WHAT IS BEING ASKED: Find the lines in these entries that include the word "into" and state how many there are, with no other words.

EXERCISE DATA:
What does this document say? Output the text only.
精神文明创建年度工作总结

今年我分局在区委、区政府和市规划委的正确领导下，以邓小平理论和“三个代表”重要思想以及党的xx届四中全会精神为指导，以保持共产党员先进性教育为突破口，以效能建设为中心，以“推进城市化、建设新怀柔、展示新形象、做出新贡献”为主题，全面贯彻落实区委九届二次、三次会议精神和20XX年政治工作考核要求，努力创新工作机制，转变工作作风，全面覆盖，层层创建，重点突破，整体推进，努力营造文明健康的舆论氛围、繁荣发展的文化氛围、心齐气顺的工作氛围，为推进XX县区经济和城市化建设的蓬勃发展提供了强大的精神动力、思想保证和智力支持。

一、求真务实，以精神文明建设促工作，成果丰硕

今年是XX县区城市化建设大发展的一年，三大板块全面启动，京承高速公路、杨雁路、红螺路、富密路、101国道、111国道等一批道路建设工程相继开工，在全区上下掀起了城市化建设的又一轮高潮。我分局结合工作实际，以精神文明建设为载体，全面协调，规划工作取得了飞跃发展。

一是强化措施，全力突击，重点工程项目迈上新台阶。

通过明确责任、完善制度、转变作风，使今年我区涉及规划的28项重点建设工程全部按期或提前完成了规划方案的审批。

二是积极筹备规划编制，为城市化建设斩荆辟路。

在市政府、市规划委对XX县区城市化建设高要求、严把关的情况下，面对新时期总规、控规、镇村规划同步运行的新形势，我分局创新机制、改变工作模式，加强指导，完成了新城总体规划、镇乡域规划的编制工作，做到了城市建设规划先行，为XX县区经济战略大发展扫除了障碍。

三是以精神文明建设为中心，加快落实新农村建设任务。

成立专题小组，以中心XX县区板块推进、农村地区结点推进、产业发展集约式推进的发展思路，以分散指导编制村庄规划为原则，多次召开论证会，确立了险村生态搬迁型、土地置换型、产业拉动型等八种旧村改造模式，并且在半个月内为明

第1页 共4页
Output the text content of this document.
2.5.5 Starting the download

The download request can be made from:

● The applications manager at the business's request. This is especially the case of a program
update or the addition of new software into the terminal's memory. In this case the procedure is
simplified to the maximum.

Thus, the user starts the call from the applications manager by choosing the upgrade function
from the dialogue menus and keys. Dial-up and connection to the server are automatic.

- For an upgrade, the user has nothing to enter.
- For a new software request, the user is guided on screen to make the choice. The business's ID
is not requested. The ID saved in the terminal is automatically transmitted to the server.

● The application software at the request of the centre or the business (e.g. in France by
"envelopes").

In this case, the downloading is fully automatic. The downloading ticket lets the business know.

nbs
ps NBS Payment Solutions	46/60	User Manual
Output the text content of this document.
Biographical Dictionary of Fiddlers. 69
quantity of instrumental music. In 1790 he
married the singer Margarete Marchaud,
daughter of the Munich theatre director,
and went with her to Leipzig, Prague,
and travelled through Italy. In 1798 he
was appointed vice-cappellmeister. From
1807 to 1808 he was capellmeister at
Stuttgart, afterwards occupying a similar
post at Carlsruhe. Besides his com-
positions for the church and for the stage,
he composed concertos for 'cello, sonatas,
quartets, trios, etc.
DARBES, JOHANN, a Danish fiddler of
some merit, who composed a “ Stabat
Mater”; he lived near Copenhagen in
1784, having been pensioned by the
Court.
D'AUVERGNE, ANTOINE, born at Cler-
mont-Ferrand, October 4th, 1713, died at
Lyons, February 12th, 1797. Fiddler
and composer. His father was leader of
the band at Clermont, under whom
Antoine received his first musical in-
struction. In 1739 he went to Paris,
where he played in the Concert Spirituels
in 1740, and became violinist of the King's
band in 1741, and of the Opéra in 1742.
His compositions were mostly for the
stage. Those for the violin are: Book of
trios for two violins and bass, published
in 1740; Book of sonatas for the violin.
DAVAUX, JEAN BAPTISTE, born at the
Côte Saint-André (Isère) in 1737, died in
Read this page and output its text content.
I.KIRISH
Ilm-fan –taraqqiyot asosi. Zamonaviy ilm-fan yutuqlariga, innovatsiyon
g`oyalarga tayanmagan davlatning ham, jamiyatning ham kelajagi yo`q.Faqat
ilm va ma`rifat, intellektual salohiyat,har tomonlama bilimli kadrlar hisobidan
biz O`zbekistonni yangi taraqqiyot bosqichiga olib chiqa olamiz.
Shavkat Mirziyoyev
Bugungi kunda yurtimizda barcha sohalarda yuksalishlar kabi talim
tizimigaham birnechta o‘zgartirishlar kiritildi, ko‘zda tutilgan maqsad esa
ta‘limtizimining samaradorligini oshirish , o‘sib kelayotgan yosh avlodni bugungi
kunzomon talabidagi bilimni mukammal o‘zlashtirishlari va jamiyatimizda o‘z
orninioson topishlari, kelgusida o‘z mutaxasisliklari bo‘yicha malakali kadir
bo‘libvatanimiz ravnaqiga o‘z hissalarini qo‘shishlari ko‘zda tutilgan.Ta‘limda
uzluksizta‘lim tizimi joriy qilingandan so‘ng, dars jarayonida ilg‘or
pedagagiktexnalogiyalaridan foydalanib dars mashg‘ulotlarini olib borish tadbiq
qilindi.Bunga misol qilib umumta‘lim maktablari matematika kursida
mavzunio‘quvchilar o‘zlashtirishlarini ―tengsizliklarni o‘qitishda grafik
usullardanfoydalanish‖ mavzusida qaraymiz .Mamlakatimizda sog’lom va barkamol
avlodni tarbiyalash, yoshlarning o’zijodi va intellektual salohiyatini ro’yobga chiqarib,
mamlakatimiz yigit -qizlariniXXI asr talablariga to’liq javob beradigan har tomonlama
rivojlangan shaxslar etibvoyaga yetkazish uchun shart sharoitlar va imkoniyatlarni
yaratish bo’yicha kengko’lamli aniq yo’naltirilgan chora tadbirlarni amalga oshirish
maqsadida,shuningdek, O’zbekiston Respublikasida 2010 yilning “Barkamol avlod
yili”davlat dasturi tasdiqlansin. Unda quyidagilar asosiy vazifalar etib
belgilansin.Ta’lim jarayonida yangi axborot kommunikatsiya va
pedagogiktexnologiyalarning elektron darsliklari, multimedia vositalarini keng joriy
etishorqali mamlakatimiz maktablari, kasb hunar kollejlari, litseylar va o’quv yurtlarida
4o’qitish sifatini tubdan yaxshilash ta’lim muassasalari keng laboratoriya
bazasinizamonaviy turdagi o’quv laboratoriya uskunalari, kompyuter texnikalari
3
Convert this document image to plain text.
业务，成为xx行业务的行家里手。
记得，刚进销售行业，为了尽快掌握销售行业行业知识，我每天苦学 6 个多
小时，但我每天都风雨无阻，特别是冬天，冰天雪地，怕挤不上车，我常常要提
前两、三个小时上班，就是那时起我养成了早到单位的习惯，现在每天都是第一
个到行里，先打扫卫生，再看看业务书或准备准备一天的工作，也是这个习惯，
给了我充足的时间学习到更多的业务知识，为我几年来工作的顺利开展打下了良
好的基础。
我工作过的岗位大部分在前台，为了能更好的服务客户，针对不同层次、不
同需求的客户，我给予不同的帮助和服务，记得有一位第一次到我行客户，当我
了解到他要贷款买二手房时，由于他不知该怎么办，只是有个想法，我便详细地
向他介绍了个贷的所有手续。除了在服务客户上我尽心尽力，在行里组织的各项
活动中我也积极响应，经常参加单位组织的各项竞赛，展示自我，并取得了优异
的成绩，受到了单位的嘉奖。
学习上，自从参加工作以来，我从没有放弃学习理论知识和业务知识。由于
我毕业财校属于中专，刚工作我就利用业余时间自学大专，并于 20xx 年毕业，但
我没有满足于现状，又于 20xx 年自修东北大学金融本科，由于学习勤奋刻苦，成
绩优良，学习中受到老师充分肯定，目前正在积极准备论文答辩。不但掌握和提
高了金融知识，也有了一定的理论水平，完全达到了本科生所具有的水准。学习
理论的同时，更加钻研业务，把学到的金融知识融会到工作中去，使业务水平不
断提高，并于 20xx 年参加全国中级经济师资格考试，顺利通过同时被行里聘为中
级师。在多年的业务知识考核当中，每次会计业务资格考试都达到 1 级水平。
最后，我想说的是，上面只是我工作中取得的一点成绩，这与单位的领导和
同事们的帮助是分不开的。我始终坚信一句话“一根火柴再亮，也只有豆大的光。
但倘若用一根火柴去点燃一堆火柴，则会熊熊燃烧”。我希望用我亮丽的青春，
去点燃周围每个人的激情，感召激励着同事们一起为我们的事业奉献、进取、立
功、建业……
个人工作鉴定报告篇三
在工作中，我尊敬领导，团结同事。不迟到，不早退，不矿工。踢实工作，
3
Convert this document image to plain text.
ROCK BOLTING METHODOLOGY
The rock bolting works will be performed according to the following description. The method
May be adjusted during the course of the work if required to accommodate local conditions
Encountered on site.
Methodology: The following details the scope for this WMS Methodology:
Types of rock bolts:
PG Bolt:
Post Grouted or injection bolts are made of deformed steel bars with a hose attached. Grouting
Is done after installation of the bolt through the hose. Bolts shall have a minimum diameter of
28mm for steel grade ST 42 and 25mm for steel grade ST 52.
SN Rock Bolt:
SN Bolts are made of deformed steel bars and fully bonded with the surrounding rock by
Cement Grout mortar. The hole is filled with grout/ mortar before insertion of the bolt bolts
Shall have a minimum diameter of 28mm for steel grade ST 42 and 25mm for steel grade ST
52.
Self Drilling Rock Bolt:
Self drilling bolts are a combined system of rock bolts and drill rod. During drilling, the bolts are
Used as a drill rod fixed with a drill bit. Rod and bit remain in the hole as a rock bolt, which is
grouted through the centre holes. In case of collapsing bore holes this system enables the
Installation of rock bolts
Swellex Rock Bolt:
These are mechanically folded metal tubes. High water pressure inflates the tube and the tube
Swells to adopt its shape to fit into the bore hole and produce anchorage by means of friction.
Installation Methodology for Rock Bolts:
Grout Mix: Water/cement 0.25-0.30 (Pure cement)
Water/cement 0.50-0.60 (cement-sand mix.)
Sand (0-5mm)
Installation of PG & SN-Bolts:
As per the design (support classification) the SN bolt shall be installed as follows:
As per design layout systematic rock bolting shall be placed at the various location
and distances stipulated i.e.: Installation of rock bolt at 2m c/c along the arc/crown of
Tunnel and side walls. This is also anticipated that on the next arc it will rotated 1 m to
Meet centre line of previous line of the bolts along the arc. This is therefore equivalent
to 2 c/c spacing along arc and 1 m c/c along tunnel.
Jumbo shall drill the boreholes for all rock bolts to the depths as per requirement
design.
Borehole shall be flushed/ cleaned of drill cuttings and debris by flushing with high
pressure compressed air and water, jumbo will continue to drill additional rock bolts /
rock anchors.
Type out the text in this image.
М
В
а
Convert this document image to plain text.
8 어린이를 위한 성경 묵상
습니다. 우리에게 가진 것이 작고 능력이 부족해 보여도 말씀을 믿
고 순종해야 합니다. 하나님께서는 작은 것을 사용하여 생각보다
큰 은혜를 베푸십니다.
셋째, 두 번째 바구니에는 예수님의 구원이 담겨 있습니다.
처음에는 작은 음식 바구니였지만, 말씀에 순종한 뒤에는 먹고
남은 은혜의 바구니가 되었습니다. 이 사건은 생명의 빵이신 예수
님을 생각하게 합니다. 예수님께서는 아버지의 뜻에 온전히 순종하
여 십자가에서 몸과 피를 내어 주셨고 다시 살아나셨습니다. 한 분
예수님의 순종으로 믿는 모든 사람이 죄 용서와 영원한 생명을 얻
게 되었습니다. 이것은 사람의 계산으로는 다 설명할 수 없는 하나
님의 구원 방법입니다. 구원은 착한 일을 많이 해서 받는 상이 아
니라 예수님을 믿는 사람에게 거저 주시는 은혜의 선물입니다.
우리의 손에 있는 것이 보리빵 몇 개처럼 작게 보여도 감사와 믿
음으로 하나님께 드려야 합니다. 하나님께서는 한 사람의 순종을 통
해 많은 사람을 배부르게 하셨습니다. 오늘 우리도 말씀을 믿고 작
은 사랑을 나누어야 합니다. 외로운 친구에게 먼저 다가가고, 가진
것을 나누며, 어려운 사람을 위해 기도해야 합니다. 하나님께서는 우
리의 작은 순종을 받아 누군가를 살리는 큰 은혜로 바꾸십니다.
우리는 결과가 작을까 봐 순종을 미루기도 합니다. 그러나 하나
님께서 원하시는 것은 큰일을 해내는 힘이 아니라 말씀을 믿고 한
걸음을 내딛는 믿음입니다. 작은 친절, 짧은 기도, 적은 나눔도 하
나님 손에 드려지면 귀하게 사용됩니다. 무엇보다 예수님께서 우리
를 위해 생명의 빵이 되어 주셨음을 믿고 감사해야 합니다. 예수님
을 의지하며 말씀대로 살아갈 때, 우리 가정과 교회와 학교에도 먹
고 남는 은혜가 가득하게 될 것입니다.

EXERCISE RESPONSE: 2